**Aufgaben**
1) Schreiben Sie aus dem Text über die Tagung den Abschnitt zwischen „Es gebe kaum“ und „politisches Handeln erforderlich.“ wortgetreu ab, beide Stellen eingeschlossen.
2) Beantworten Sie anhand des Textes über die Tagung kurz:
(a) Wie groß ist die Gefahr, in „nichtproduktiven Zirkeln“ zu landen, bei Menschen mit psychischen Vorerkrankungen im Vergleich zu Menschen mit „Normalbiographie“?
(b) An welcher Universität ist Hartmut Rosa Professor?
(c) Von wem wird die Veranstaltung gefördert?

**Lesetext**
╭──

Es gebe kaum Unterschiede beim Umgang mit sozialen Medien zwischen Menschen mit psychischen Vorerkrankungen und solchen mit „Normalbiographie“: Die Gefahr in „nichtproduktiven Zirkeln“ zu landen, sei ungefähr gleich groß. Auf der Suche nach Anerkennung in sozialen Medien suchten viele Menschen nach Bestätigung, würden aber enttäuscht. „Häufig wird das Bemühen dann aber noch mehr gesteigert, noch mehr Intensität hineingelegt. So wird die Frustration noch größer.“ Viele Menschen – ob Jugendliche oder Erwachsene – kämen trotz eines gewissen Unbehagens aus diesem Zirkel nicht heraus. „Immerhin ist dieses Unbehagen ein Ansatzpunkt für eine wachsende gesellschaftliche Selbstverständigung, für potenzielle Veränderung“, sagt King. Hier sei auch politisches Handeln erforderlich.
Vera King, Professorin für Soziologie und psychoanalytische Sozialpsychologie an der Goethe-Universität und Direktorin des Sigmund-Freud-Instituts in Frankfurt, zudem Principal Investigator der Forschungsinitiative ConTrust, veranstaltet die Tagung gemeinsam mit Benigna Gerisch, Psychoanalytikerin und Professorin für Klinische Psychologie, Psychotherapie und Psychoanalyse an der International Psychoanalytic University Berlin, sowie Hartmut Rosa, Professor für Allgemeine und Theoretische Soziologie an der Universität Jena und zugleich Direktor des Max-Weber-Kollegs in Erfurt. Die Veranstaltung wird im Rahmen des Verbundprojekts „Das vermessene Leben. Produktive und kontraproduktive Folgen der Quantifizierung in der digital optimierenden Gesellschaft“ durchgeführt und von der VolkswagenStiftung gefördert. Außer der gastgebenden Goethe-Universität sind das Sigmund-Freud-Institut Frankfurt/M., die International Psychoanalytic University Berlin und die Universität Jena beteiligt an der wissenschaftlichen Organisation.

╰──

**Angezeigte Daten**

╭──

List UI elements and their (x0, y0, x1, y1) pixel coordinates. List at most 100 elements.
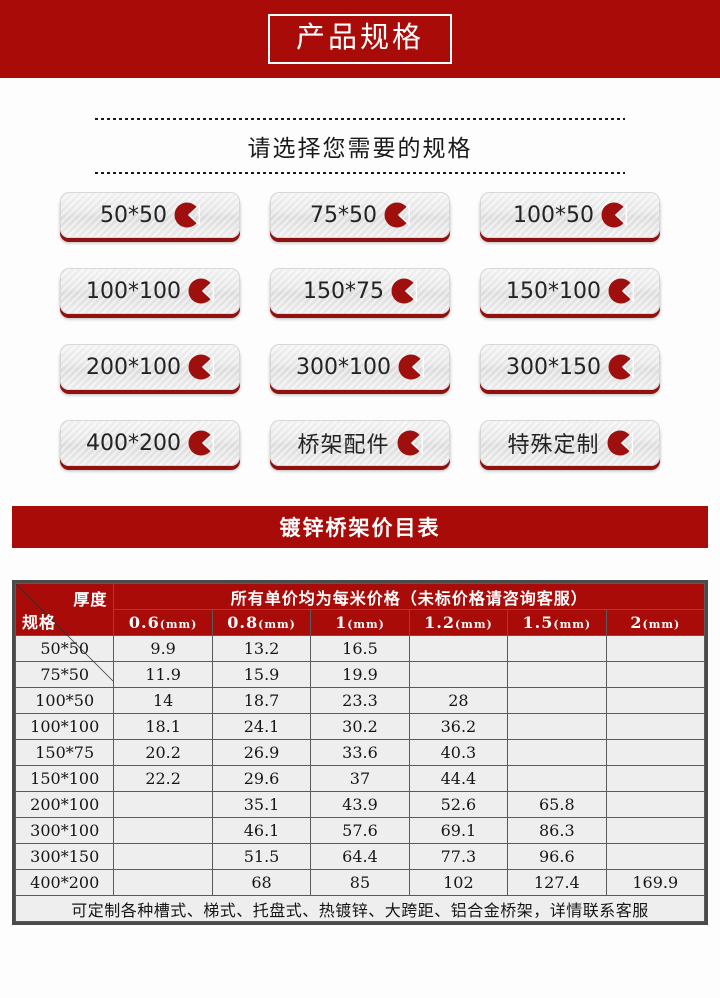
price-cell: 86.3 (507, 817, 607, 844)
table-row: 50*50 9.9 13.2 16.5 (14, 635, 706, 662)
table-row: 150*75 20.2 26.9 33.6 40.3 (14, 739, 706, 766)
price-cell: 102 (408, 869, 509, 896)
column-thickness-value: 0.8 (227, 613, 259, 632)
price-cell (605, 713, 706, 740)
subtitle-section: 请选择您需要的规格 (95, 78, 625, 174)
price-cell (507, 739, 607, 766)
column-thickness-unit: (mm) (347, 618, 385, 631)
column-thickness-value: 2 (630, 613, 643, 632)
price-cell: 44.4 (408, 765, 509, 792)
spec-button-150x75[interactable]: 150*75 (270, 268, 450, 314)
column-thickness-value: 0.6 (128, 613, 160, 632)
price-cell: 30.2 (310, 713, 410, 740)
spec-button-accessories[interactable]: 桥架配件 (270, 420, 450, 466)
spec-button-label: 300*150 (506, 354, 601, 380)
table-footnote-row: 可定制各种槽式、梯式、托盘式、热镀锌、大跨距、铝合金桥架，详情联系客服 (15, 895, 705, 922)
price-cell: 33.6 (310, 739, 410, 766)
row-spec-label: 300*150 (14, 843, 115, 870)
column-thickness-unit: (mm) (159, 618, 198, 631)
price-cell: 20.2 (113, 739, 213, 766)
price-cell: 46.1 (211, 817, 312, 844)
price-cell (605, 843, 706, 870)
price-cell: 19.9 (310, 661, 410, 688)
price-cell: 57.6 (310, 817, 410, 844)
price-table-section-header: 镀锌桥架价目表 (12, 506, 708, 548)
table-row: 75*50 11.9 15.9 19.9 (14, 661, 706, 688)
spec-button-100x50[interactable]: 100*50 (480, 192, 660, 238)
spec-button-400x200[interactable]: 400*200 (60, 420, 240, 466)
price-cell: 69.1 (408, 817, 509, 844)
table-column-header-1.5: 1.5(mm) (507, 609, 607, 636)
row-spec-label: 100*50 (14, 687, 115, 714)
price-cell (113, 791, 213, 818)
table-row: 400*200 68 85 102 127.4 169.9 (14, 869, 706, 896)
spec-button-300x150[interactable]: 300*150 (480, 344, 660, 390)
price-table-head: 厚度 规格 所有单价均为每米价格（未标价格请咨询客服） 0.6(mm) 0.8(m… (14, 583, 706, 636)
table-column-header-0.6: 0.6(mm) (113, 609, 213, 636)
price-cell (507, 687, 607, 714)
price-cell: 13.2 (211, 635, 312, 662)
price-cell: 52.6 (408, 791, 509, 818)
subtitle-text: 请选择您需要的规格 (247, 136, 473, 162)
arrow-left-circle-icon (398, 354, 424, 380)
price-cell: 96.6 (507, 843, 607, 870)
spec-button-label: 400*200 (86, 430, 181, 456)
price-cell (507, 713, 607, 740)
spec-button-label: 150*100 (506, 278, 601, 304)
price-cell: 9.9 (113, 635, 213, 662)
spec-button-label: 200*100 (86, 354, 181, 380)
column-thickness-unit: (mm) (258, 618, 296, 631)
corner-thickness-label: 厚度 (73, 590, 108, 609)
table-footnote-text: 可定制各种槽式、梯式、托盘式、热镀锌、大跨距、铝合金桥架，详情联系客服 (15, 895, 705, 922)
price-cell: 26.9 (211, 739, 312, 766)
spec-button-100x100[interactable]: 100*100 (60, 268, 240, 314)
spec-button-label: 150*75 (303, 278, 384, 304)
spec-button-custom[interactable]: 特殊定制 (480, 420, 660, 466)
arrow-left-circle-icon (174, 202, 200, 228)
price-cell (408, 661, 509, 688)
price-cell (113, 817, 213, 844)
price-cell (605, 791, 706, 818)
price-cell (507, 635, 607, 662)
price-cell: 14 (113, 687, 213, 714)
price-cell (605, 661, 706, 688)
spec-button-label: 300*100 (296, 354, 391, 380)
column-thickness-unit: (mm) (454, 618, 493, 631)
column-thickness-value: 1.2 (424, 613, 455, 632)
price-cell (507, 661, 607, 688)
column-thickness-value: 1.5 (522, 613, 554, 632)
table-column-header-1.2: 1.2(mm) (408, 609, 509, 636)
price-cell: 85 (310, 869, 410, 896)
page-banner: 产品规格 (0, 0, 720, 78)
price-cell: 35.1 (211, 791, 312, 818)
spec-button-label: 桥架配件 (297, 433, 390, 458)
price-table-foot: 可定制各种槽式、梯式、托盘式、热镀锌、大跨距、铝合金桥架，详情联系客服 (15, 895, 705, 922)
corner-spec-label: 规格 (22, 613, 57, 632)
spec-button-200x100[interactable]: 200*100 (60, 344, 240, 390)
table-column-header-2: 2(mm) (605, 609, 706, 636)
spec-button-75x50[interactable]: 75*50 (270, 192, 450, 238)
spec-button-150x100[interactable]: 150*100 (480, 268, 660, 314)
row-spec-label: 150*75 (14, 739, 115, 766)
table-header-row-group: 厚度 规格 所有单价均为每米价格（未标价格请咨询客服） (14, 583, 705, 610)
price-cell (605, 739, 706, 766)
table-row: 200*100 35.1 43.9 52.6 65.8 (14, 791, 706, 818)
column-thickness-unit: (mm) (553, 618, 592, 631)
table-group-header: 所有单价均为每米价格（未标价格请咨询客服） (113, 583, 705, 610)
spec-button-grid: 50*50 75*50 100*50 100*100 150*75 150*100 200*… (60, 192, 660, 470)
table-row: 100*50 14 18.7 23.3 28 (14, 687, 706, 714)
price-cell: 11.9 (113, 661, 213, 688)
spec-button-50x50[interactable]: 50*50 (60, 192, 240, 238)
price-table: 厚度 规格 所有单价均为每米价格（未标价格请咨询客服） 0.6(mm) 0.8(m… (14, 583, 706, 922)
spec-button-label: 100*100 (86, 278, 181, 304)
row-spec-label: 150*100 (14, 765, 115, 792)
arrow-left-circle-icon (601, 202, 627, 228)
price-cell (605, 687, 706, 714)
column-thickness-unit: (mm) (642, 618, 681, 631)
price-table-container: 厚度 规格 所有单价均为每米价格（未标价格请咨询客服） 0.6(mm) 0.8(m… (12, 580, 708, 925)
table-corner-cell: 厚度 规格 (14, 583, 115, 636)
price-cell (408, 635, 509, 662)
spec-button-label: 特殊定制 (507, 433, 600, 458)
spec-button-300x100[interactable]: 300*100 (270, 344, 450, 390)
price-cell: 43.9 (310, 791, 410, 818)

╰──

**Ergebnisse**
1)
Es gebe kaum Unterschiede beim Umgang mit sozialen Medien zwischen Menschen mit psychischen Vorerkrankungen und solchen mit „Normalbiographie“: Die Gefahr in „nichtproduktiven Zirkeln“ zu landen, sei ungefähr gleich groß. Auf der Suche nach Anerkennung in sozialen Medien suchten viele Menschen nach Bestätigung, würden aber enttäuscht. „Häufig wird das Bemühen dann aber noch mehr gesteigert, noch mehr Intensität hineingelegt. So wird die Frustration noch größer.“ Viele Menschen – ob Jugendliche oder Erwachsene – kämen trotz eines gewissen Unbehagens aus diesem Zirkel nicht heraus. „Immerhin ist dieses Unbehagen ein Ansatzpunkt für eine wachsende gesellschaftliche Selbstverständigung, für potenzielle Veränderung“, sagt King. Hier sei auch politisches Handeln erforderlich.

2)
(a) Ungefähr gleich groß.
(b) An der Universität Jena.
(c) Von der VolkswagenStiftung.